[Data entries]
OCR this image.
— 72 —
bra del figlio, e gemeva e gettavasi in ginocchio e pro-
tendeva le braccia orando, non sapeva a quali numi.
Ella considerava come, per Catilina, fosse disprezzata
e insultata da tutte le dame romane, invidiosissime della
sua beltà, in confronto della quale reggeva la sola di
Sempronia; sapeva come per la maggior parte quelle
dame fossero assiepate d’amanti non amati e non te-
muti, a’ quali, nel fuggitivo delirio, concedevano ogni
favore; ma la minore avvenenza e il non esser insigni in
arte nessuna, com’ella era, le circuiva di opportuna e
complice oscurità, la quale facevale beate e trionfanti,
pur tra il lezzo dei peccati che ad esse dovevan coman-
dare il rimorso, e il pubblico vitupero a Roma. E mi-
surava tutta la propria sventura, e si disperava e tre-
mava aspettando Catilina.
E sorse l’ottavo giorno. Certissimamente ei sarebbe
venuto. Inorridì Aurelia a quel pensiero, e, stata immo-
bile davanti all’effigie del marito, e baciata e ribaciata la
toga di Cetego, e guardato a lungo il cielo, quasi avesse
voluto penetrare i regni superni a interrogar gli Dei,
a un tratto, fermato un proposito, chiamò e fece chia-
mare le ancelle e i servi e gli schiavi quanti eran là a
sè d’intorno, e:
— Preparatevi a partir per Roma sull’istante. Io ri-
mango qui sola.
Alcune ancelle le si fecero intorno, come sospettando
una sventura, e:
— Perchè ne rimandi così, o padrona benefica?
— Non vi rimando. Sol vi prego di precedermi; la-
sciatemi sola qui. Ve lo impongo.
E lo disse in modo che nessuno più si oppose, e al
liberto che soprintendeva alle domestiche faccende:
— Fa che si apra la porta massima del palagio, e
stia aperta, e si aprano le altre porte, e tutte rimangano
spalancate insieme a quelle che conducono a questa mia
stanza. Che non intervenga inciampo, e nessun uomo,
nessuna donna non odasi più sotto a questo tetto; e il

Set problem:
Find the lines holding "sapeva" and list every one.

Solution to this task:
tendeva le braccia orando, non sapeva a quali numi.
Sempronia; sapeva come per la maggior parte quelle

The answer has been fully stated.